> **Required task**
Can you write out all the lines word for word, with no pictures?

> **Data listing**

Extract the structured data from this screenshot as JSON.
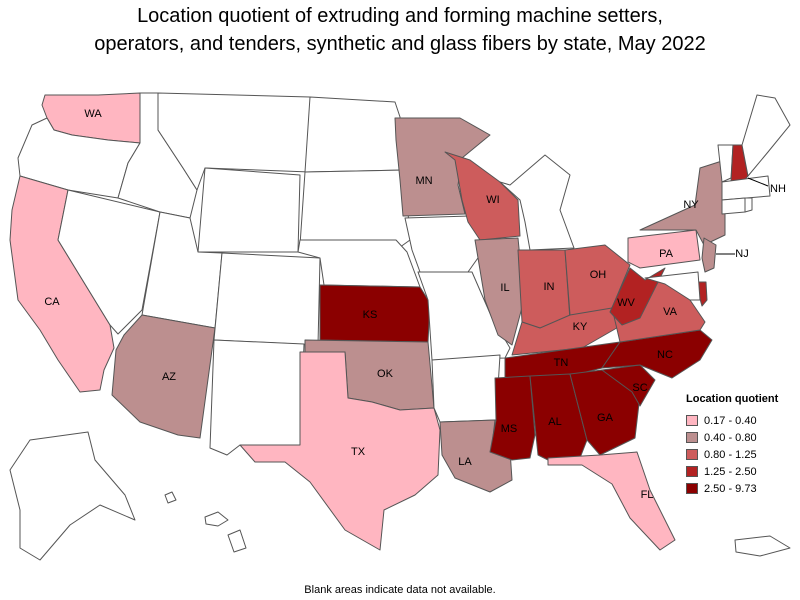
{
  "title_line1": "Location quotient of extruding and forming machine setters,",
  "title_line2": "operators, and tenders, synthetic and glass fibers by state, May 2022",
  "legend": {
    "title": "Location quotient",
    "bins": [
      {
        "label": "0.17 - 0.40",
        "color": "#ffb6c1"
      },
      {
        "label": "0.40 - 0.80",
        "color": "#bc8f8f"
      },
      {
        "label": "0.80 - 1.25",
        "color": "#cd5c5c"
      },
      {
        "label": "1.25 - 2.50",
        "color": "#b22222"
      },
      {
        "label": "2.50 - 9.73",
        "color": "#8b0000"
      }
    ]
  },
  "footnote": "Blank areas indicate data not available.",
  "colors": {
    "no_data": "#ffffff",
    "border": "#555555"
  },
  "chart_data": {
    "type": "choropleth",
    "states": [
      {
        "abbr": "WA",
        "bin": 0
      },
      {
        "abbr": "CA",
        "bin": 0
      },
      {
        "abbr": "TX",
        "bin": 0
      },
      {
        "abbr": "PA",
        "bin": 0
      },
      {
        "abbr": "FL",
        "bin": 0
      },
      {
        "abbr": "MN",
        "bin": 1
      },
      {
        "abbr": "NY",
        "bin": 1
      },
      {
        "abbr": "IL",
        "bin": 1
      },
      {
        "abbr": "AZ",
        "bin": 1
      },
      {
        "abbr": "OK",
        "bin": 1
      },
      {
        "abbr": "LA",
        "bin": 1
      },
      {
        "abbr": "NJ",
        "bin": 1
      },
      {
        "abbr": "WI",
        "bin": 2
      },
      {
        "abbr": "IN",
        "bin": 2
      },
      {
        "abbr": "OH",
        "bin": 2
      },
      {
        "abbr": "KY",
        "bin": 2
      },
      {
        "abbr": "VA",
        "bin": 2
      },
      {
        "abbr": "NH",
        "bin": 3
      },
      {
        "abbr": "WV",
        "bin": 3
      },
      {
        "abbr": "DE",
        "bin": 3
      },
      {
        "abbr": "KS",
        "bin": 4
      },
      {
        "abbr": "TN",
        "bin": 4
      },
      {
        "abbr": "NC",
        "bin": 4
      },
      {
        "abbr": "SC",
        "bin": 4
      },
      {
        "abbr": "GA",
        "bin": 4
      },
      {
        "abbr": "AL",
        "bin": 4
      },
      {
        "abbr": "MS",
        "bin": 4
      }
    ]
  }
}
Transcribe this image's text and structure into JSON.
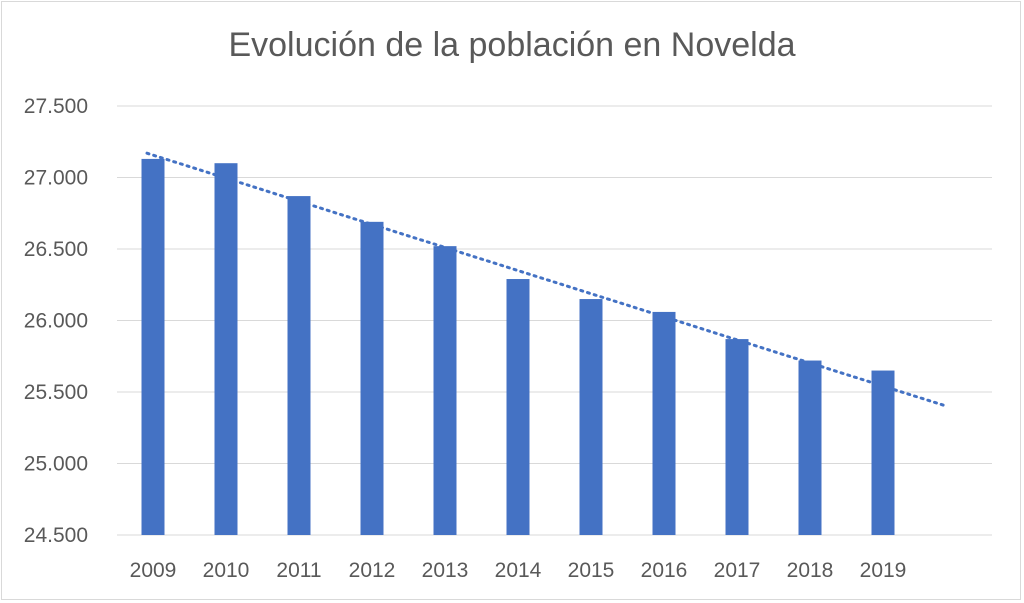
{
  "chart_data": {
    "type": "bar",
    "title": "Evolución de la población en Novelda",
    "categories": [
      "2009",
      "2010",
      "2011",
      "2012",
      "2013",
      "2014",
      "2015",
      "2016",
      "2017",
      "2018",
      "2019"
    ],
    "series": [
      {
        "values": [
          27130,
          27100,
          26870,
          26690,
          26520,
          26290,
          26150,
          26060,
          25870,
          25720,
          25650
        ]
      }
    ],
    "trendline": {
      "type": "linear",
      "style": "dotted",
      "start": 27170,
      "end": 25400
    },
    "ylim": [
      24500,
      27500
    ],
    "yticks": [
      "24.500",
      "25.000",
      "25.500",
      "26.000",
      "26.500",
      "27.000",
      "27.500"
    ],
    "ytick_values": [
      24500,
      25000,
      25500,
      26000,
      26500,
      27000,
      27500
    ],
    "grid": true,
    "legend": "none",
    "colors": {
      "bar": "#4472c4",
      "trendline": "#4472c4",
      "grid": "#d9d9d9",
      "text": "#595959"
    }
  }
}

> **Response to the task**
Extract the structured data from this screenshot as JSON.
{
  "title_line1": "Location quotient of extruding and forming machine setters,",
  "title_line2": "operators, and tenders, synthetic and glass fibers by state, May 2022",
  "legend": {
    "title": "Location quotient",
    "bins": [
      {
        "label": "0.17 - 0.40",
        "color": "#ffb6c1"
      },
      {
        "label": "0.40 - 0.80",
        "color": "#bc8f8f"
      },
      {
        "label": "0.80 - 1.25",
        "color": "#cd5c5c"
      },
      {
        "label": "1.25 - 2.50",
        "color": "#b22222"
      },
      {
        "label": "2.50 - 9.73",
        "color": "#8b0000"
      }
    ]
  },
  "footnote": "Blank areas indicate data not available.",
  "colors": {
    "no_data": "#ffffff",
    "border": "#555555"
  },
  "chart_data": {
    "type": "choropleth",
    "states": [
      {
        "abbr": "WA",
        "bin": 0
      },
      {
        "abbr": "CA",
        "bin": 0
      },
      {
        "abbr": "TX",
        "bin": 0
      },
      {
        "abbr": "PA",
        "bin": 0
      },
      {
        "abbr": "FL",
        "bin": 0
      },
      {
        "abbr": "MN",
        "bin": 1
      },
      {
        "abbr": "NY",
        "bin": 1
      },
      {
        "abbr": "IL",
        "bin": 1
      },
      {
        "abbr": "AZ",
        "bin": 1
      },
      {
        "abbr": "OK",
        "bin": 1
      },
      {
        "abbr": "LA",
        "bin": 1
      },
      {
        "abbr": "NJ",
        "bin": 1
      },
      {
        "abbr": "WI",
        "bin": 2
      },
      {
        "abbr": "IN",
        "bin": 2
      },
      {
        "abbr": "OH",
        "bin": 2
      },
      {
        "abbr": "KY",
        "bin": 2
      },
      {
        "abbr": "VA",
        "bin": 2
      },
      {
        "abbr": "NH",
        "bin": 3
      },
      {
        "abbr": "WV",
        "bin": 3
      },
      {
        "abbr": "DE",
        "bin": 3
      },
      {
        "abbr": "KS",
        "bin": 4
      },
      {
        "abbr": "TN",
        "bin": 4
      },
      {
        "abbr": "NC",
        "bin": 4
      },
      {
        "abbr": "SC",
        "bin": 4
      },
      {
        "abbr": "GA",
        "bin": 4
      },
      {
        "abbr": "AL",
        "bin": 4
      },
      {
        "abbr": "MS",
        "bin": 4
      }
    ]
  }
}
Transcribe this image's text and structure into JSON.
{
  "chart_data": {
    "type": "bar",
    "title": "Evolución de la población en Novelda",
    "categories": [
      "2009",
      "2010",
      "2011",
      "2012",
      "2013",
      "2014",
      "2015",
      "2016",
      "2017",
      "2018",
      "2019"
    ],
    "series": [
      {
        "values": [
          27130,
          27100,
          26870,
          26690,
          26520,
          26290,
          26150,
          26060,
          25870,
          25720,
          25650
        ]
      }
    ],
    "trendline": {
      "type": "linear",
      "style": "dotted",
      "start": 27170,
      "end": 25400
    },
    "ylim": [
      24500,
      27500
    ],
    "yticks": [
      "24.500",
      "25.000",
      "25.500",
      "26.000",
      "26.500",
      "27.000",
      "27.500"
    ],
    "ytick_values": [
      24500,
      25000,
      25500,
      26000,
      26500,
      27000,
      27500
    ],
    "grid": true,
    "legend": "none",
    "colors": {
      "bar": "#4472c4",
      "trendline": "#4472c4",
      "grid": "#d9d9d9",
      "text": "#595959"
    }
  }
}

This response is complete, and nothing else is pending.